_PROVIDED ENTRIES_:
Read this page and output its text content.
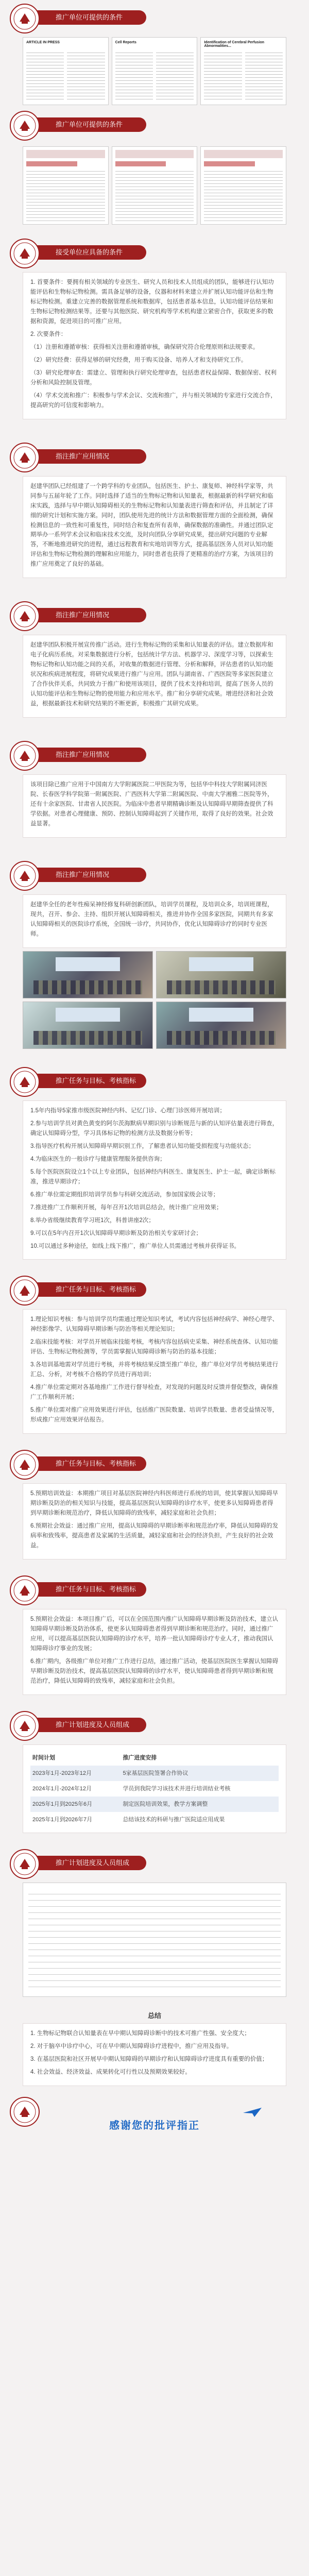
推广单位可提供的条件
ARTICLE IN PRESS	Cell Reports	Identification of Cerebral Perfusion Abnormalities...
推广单位可提供的条件
接受单位应具备的条件

1. 首要条件：要拥有相关领域的专业医生、研究人员和技术人员组成的团队，能够进行认知功能评估和生物标记物检测。需具备足够的设备，仪器和材料来建立并扩展认知功能评估和生物标记物检测。重建立完善的数据管理系统和数据库，包括患者基本信息，认知功能评估结果和生物标记物检测结果等。还要与其他医院、研究机构等学术机构建立紧密合作，获取更多的数据和资源，促进项目的可推广应用。

2. 次要条件：

（1）注册和遵循审核：获得相关注册和遵循审核，确保研究符合伦理原则和法规要求。

（2）研究经费：获得足够的研究经费，用于购买设备、培养人才和支持研究工作。

（3）研究伦理审查：需建立、管理和执行研究伦理审查，包括患者权益保障、数据保密、权利分析和风险控制及管理。

（4）学术交流和推广：积极参与学术会议、交流和推广，并与相关领域的专家进行交流合作，提高研究的可信度和影响力。

指注推广应用情况

赵建华团队已经组建了一个跨学科的专业团队，包括医生、护士、康复师、神经科学家等，共同参与五届年轮了工作。同时选择了适当的生物标记物和认知量表，根据最新的科学研究和临床实践，选择与早中期认知障碍相关的生物标记物和认知量表进行筛查和评估，并且制定了详细的研究计划和实施方案。同时，团队使用先进的统计方法和数据管理方面的全面检测，确保检测信息的一致性和可重复性，同时结合和复查所有表单，确保数据的准确性。并通过团队定期举办一系列学术会议和临床技术交流，及时向团队分享研究成果，提出研究问题的专业解答，不断地推进研究的进程，通过远程教育和实地培训等方式，提高基层医务人员对认知功能评估和生物标记物检测的理解和应用能力，同时患者也获得了更精准的治疗方案，为该项目的推广应用奠定了良好的基础。

指注推广应用情况

赵建华团队积极开展宣传推广活动。进行生物标记物的采集和认知量表的评估。建立数据库和电子化病历系统。对采集数据进行分析，包括统计学方法、机器学习、深度学习等，以探索生物标记物和认知功能之间的关系，对收集的数据进行管理、分析和解释，评估患者的认知功能状况和疾病进展程度，将研究成果进行推广与应用。团队与湖南省、广西医院等多家医院建立了合作伙伴关系，共同致力于推广和使用该项目，提供了技术支持和培训，提高了医务人员的认知功能评估和生物标记物的使用能力和应用水平。推广和分享研究成果。增进经济和社会效益，根据最新技术和研究结果的不断更新，积极推广其研究成果。

指注推广应用情况

该项目除已推广应用于中国南方大学附属医院二甲医院为等，包括华中科技大学附属同济医院、长春医学科学院第一附属医院、广西医科大学第二附属医院、中南大学湘雅二医院等外，还有十余家医院、甘肃省人民医院。为临床中患者早期精确诊断及认知障碍早期筛查提供了科学依据。对患者心理健康、预防、控制认知障碍起到了关键作用，取得了良好的效果。社会效益显著。

指注推广应用情况

赵建华全任的老年性痴呆神经修复科研创新团队，培训学员课程，及培训众多，培训班课程，现共，召开、参会、主持、组织开展认知障碍相关，推进并协作全国多家医院，同期共有多家认知障碍相关的医院诊疗系统，全国统一诊疗，共同协作，优化认知障碍诊疗的同时专业医师。

推广任务与目标、考核指标

1.5年内指导5家推市级医院神经内科、记忆门诊、心理门诊医师开展培训；

2.参与培训学员对黄色黄变的阿尔茨海默病早期识别与诊断规范与新的认知评估量表进行筛查，确定认知障碍分型，学习具体标记物的检测方法及数据分析等；

3.指导医疗机构开展认知障碍早期识别工作，了解患者认知功能受损程度与功能状态；

4.为临床医生的一般诊疗与健康管理服务提供咨询；

5.每个医院医院设立1个以上专业团队，包括神经内科医生、康复医生、护士一起，确定诊断标准，推进早期诊疗；

6.推广单位需定期组织培训学员参与科研交流活动，参加国家级会议等；

7.推进推广工作顺利开展，每年召开1次培训总结会，统计推广应用效果；

8.举办省级继续教育学习班1次，科普讲座2次；

9.可以在5年内召开1次认知障碍早期诊断及防治相关专家研讨会；

10.可以通过多种途径，如线上线下推广，推广单位人员需通过考核并获得证书。

推广任务与目标、考核指标

1.理论知识考核：参与培训学员均需通过理论知识考试，考试内容包括神经病学、神经心理学、神经影像学、认知障碍早期诊断与防治等相关理论知识；

2.临床技能考核：对学员开展临床技能考核，考核内容包括病史采集、神经系统查体、认知功能评估、生物标记物检测等，学员需掌握认知障碍诊断与防治的基本技能；

3.各培训基地需对学员进行考核，并将考核结果反馈至推广单位，推广单位对学员考核结果进行汇总、分析，对考核不合格的学员进行再培训；

4.推广单位需定期对各基地推广工作进行督导检查，对发现的问题及时反馈并督促整改，确保推广工作顺利开展；

5.推广单位需对推广应用效果进行评估，包括推广医院数量、培训学员数量、患者受益情况等，形成推广应用效果评估报告。

推广任务与目标、考核指标

5.预期培训效益：本期推广项目对基层医院神经内科医师进行系统的培训，使其掌握认知障碍早期诊断及防治的相关知识与技能，提高基层医院认知障碍的诊疗水平，使更多认知障碍患者得到早期诊断和规范治疗，降低认知障碍的致残率，减轻家庭和社会负担；

6.预期社会效益：通过推广应用，提高认知障碍的早期诊断率和规范治疗率，降低认知障碍的发病率和致残率，提高患者及家属的生活质量，减轻家庭和社会的经济负担，产生良好的社会效益。

推广任务与目标、考核指标

5.预期社会效益：本项目推广后，可以在全国范围内推广认知障碍早期诊断及防治技术，建立认知障碍早期诊断及防治体系，使更多认知障碍患者得到早期诊断和规范治疗。同时，通过推广应用，可以提高基层医院认知障碍的诊疗水平，培养一批认知障碍诊疗专业人才，推动我国认知障碍诊疗事业的发展；

6.推广期内，各级推广单位对推广工作进行总结，通过推广活动，使基层医院医生掌握认知障碍早期诊断及防治技术，提高基层医院认知障碍的诊疗水平，使认知障碍患者得到早期诊断和规范治疗，降低认知障碍的致残率，减轻家庭和社会负担。

推广计划进度及人员组成
时间计划	推广进度安排
2023年1月-2023年12月	5家基层医院签署合作协议
2024年1月-2024年12月	学员到我院学习该技术并进行培训结业考核
2025年1月到2025年6月	制定医院培训效果，教学方案调整
2025年1月到2026年7月	总结该技术的科研与推广医院适应用成果
推广计划进度及人员组成
总结

1. 生物标记物联合认知量表在早中期认知障碍诊断中的技术可推广性强、安全度大；

2. 对于脑卒中诊疗中心，可在早中期认知障碍诊疗进程中，推广应用及指导。

3. 在基层医院和社区开展早中期认知障碍的早期诊疗和认知障碍诊疗进度具有重要的价值；

4. 社会效益、经济效益、成果转化可行性以及预期效果较好。

感谢您的批评指正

_EXERCISE AIM_: Go through the entries and return each line where the word "减轻家庭和社会负担" appears.

_TASK SOLUTION_:
5.预期培训效益：本期推广项目对基层医院神经内科医师进行系统的培训，使其掌握认知障碍早期诊断及防治的相关知识与技能，提高基层医院认知障碍的诊疗水平，使更多认知障碍患者得到早期诊断和规范治疗，降低认知障碍的致残率，减轻家庭和社会负担；
6.推广期内，各级推广单位对推广工作进行总结，通过推广活动，使基层医院医生掌握认知障碍早期诊断及防治技术，提高基层医院认知障碍的诊疗水平，使认知障碍患者得到早期诊断和规范治疗，降低认知障碍的致残率，减轻家庭和社会负担。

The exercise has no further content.